## Set exercise
Set down the material below in full, matching it exactly.

(Dataset rows about figures)
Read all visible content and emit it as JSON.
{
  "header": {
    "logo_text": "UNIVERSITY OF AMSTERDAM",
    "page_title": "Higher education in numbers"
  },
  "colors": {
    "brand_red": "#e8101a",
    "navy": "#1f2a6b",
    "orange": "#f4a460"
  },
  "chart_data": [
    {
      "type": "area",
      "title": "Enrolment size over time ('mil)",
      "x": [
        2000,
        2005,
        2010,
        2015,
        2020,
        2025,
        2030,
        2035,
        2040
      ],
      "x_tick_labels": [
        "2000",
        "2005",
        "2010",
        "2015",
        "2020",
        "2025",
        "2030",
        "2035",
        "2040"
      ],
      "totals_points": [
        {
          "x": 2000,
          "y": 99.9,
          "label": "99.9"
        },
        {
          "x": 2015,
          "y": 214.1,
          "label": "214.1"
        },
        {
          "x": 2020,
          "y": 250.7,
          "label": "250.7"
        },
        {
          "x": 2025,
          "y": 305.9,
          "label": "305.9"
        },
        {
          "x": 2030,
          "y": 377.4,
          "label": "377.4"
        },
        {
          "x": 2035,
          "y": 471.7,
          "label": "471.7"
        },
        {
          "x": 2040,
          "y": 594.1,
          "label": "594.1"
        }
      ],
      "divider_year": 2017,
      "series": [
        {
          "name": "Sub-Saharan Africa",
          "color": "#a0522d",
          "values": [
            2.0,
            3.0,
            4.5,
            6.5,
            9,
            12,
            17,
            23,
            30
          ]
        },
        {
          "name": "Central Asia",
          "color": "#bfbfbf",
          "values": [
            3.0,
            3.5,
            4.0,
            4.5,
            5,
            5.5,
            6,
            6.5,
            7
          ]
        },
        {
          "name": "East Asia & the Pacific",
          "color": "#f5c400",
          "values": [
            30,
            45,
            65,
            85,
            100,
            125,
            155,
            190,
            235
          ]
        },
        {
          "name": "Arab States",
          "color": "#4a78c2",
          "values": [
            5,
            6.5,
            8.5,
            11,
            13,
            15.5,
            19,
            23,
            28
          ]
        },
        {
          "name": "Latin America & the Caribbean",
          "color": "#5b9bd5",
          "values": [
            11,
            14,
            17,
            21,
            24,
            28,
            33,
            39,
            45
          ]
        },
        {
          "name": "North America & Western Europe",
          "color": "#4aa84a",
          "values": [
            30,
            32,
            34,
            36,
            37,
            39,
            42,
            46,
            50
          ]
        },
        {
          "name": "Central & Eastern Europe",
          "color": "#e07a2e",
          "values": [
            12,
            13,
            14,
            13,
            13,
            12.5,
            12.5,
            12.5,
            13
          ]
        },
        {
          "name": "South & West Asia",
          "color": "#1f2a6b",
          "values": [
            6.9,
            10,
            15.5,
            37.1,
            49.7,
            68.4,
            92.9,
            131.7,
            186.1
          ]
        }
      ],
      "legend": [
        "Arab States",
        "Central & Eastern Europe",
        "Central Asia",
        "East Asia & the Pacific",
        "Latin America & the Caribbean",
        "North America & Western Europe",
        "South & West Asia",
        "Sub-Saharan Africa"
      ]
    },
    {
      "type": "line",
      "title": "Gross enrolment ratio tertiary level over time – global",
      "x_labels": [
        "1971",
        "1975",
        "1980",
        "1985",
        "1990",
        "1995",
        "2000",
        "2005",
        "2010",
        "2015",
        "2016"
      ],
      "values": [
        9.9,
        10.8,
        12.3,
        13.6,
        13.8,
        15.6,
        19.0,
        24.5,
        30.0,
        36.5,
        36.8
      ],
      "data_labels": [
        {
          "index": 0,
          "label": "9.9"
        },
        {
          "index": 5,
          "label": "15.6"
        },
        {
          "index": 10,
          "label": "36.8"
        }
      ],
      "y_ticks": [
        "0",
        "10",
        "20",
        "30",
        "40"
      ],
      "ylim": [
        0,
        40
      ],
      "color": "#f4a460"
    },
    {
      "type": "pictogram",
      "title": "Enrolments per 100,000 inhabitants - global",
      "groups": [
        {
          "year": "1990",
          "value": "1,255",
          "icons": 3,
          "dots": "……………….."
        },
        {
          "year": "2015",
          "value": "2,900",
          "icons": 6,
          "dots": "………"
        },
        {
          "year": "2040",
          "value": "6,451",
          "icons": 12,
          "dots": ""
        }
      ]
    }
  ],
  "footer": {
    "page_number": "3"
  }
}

## Full answer
Read all visible content and emit it as JSON.
{
  "header": {
    "logo_text": "UNIVERSITY OF AMSTERDAM",
    "page_title": "Higher education in numbers"
  },
  "colors": {
    "brand_red": "#e8101a",
    "navy": "#1f2a6b",
    "orange": "#f4a460"
  },
  "chart_data": [
    {
      "type": "area",
      "title": "Enrolment size over time ('mil)",
      "x": [
        2000,
        2005,
        2010,
        2015,
        2020,
        2025,
        2030,
        2035,
        2040
      ],
      "x_tick_labels": [
        "2000",
        "2005",
        "2010",
        "2015",
        "2020",
        "2025",
        "2030",
        "2035",
        "2040"
      ],
      "totals_points": [
        {
          "x": 2000,
          "y": 99.9,
          "label": "99.9"
        },
        {
          "x": 2015,
          "y": 214.1,
          "label": "214.1"
        },
        {
          "x": 2020,
          "y": 250.7,
          "label": "250.7"
        },
        {
          "x": 2025,
          "y": 305.9,
          "label": "305.9"
        },
        {
          "x": 2030,
          "y": 377.4,
          "label": "377.4"
        },
        {
          "x": 2035,
          "y": 471.7,
          "label": "471.7"
        },
        {
          "x": 2040,
          "y": 594.1,
          "label": "594.1"
        }
      ],
      "divider_year": 2017,
      "series": [
        {
          "name": "Sub-Saharan Africa",
          "color": "#a0522d",
          "values": [
            2.0,
            3.0,
            4.5,
            6.5,
            9,
            12,
            17,
            23,
            30
          ]
        },
        {
          "name": "Central Asia",
          "color": "#bfbfbf",
          "values": [
            3.0,
            3.5,
            4.0,
            4.5,
            5,
            5.5,
            6,
            6.5,
            7
          ]
        },
        {
          "name": "East Asia & the Pacific",
          "color": "#f5c400",
          "values": [
            30,
            45,
            65,
            85,
            100,
            125,
            155,
            190,
            235
          ]
        },
        {
          "name": "Arab States",
          "color": "#4a78c2",
          "values": [
            5,
            6.5,
            8.5,
            11,
            13,
            15.5,
            19,
            23,
            28
          ]
        },
        {
          "name": "Latin America & the Caribbean",
          "color": "#5b9bd5",
          "values": [
            11,
            14,
            17,
            21,
            24,
            28,
            33,
            39,
            45
          ]
        },
        {
          "name": "North America & Western Europe",
          "color": "#4aa84a",
          "values": [
            30,
            32,
            34,
            36,
            37,
            39,
            42,
            46,
            50
          ]
        },
        {
          "name": "Central & Eastern Europe",
          "color": "#e07a2e",
          "values": [
            12,
            13,
            14,
            13,
            13,
            12.5,
            12.5,
            12.5,
            13
          ]
        },
        {
          "name": "South & West Asia",
          "color": "#1f2a6b",
          "values": [
            6.9,
            10,
            15.5,
            37.1,
            49.7,
            68.4,
            92.9,
            131.7,
            186.1
          ]
        }
      ],
      "legend": [
        "Arab States",
        "Central & Eastern Europe",
        "Central Asia",
        "East Asia & the Pacific",
        "Latin America & the Caribbean",
        "North America & Western Europe",
        "South & West Asia",
        "Sub-Saharan Africa"
      ]
    },
    {
      "type": "line",
      "title": "Gross enrolment ratio tertiary level over time – global",
      "x_labels": [
        "1971",
        "1975",
        "1980",
        "1985",
        "1990",
        "1995",
        "2000",
        "2005",
        "2010",
        "2015",
        "2016"
      ],
      "values": [
        9.9,
        10.8,
        12.3,
        13.6,
        13.8,
        15.6,
        19.0,
        24.5,
        30.0,
        36.5,
        36.8
      ],
      "data_labels": [
        {
          "index": 0,
          "label": "9.9"
        },
        {
          "index": 5,
          "label": "15.6"
        },
        {
          "index": 10,
          "label": "36.8"
        }
      ],
      "y_ticks": [
        "0",
        "10",
        "20",
        "30",
        "40"
      ],
      "ylim": [
        0,
        40
      ],
      "color": "#f4a460"
    },
    {
      "type": "pictogram",
      "title": "Enrolments per 100,000 inhabitants - global",
      "groups": [
        {
          "year": "1990",
          "value": "1,255",
          "icons": 3,
          "dots": "……………….."
        },
        {
          "year": "2015",
          "value": "2,900",
          "icons": 6,
          "dots": "………"
        },
        {
          "year": "2040",
          "value": "6,451",
          "icons": 12,
          "dots": ""
        }
      ]
    }
  ],
  "footer": {
    "page_number": "3"
  }
}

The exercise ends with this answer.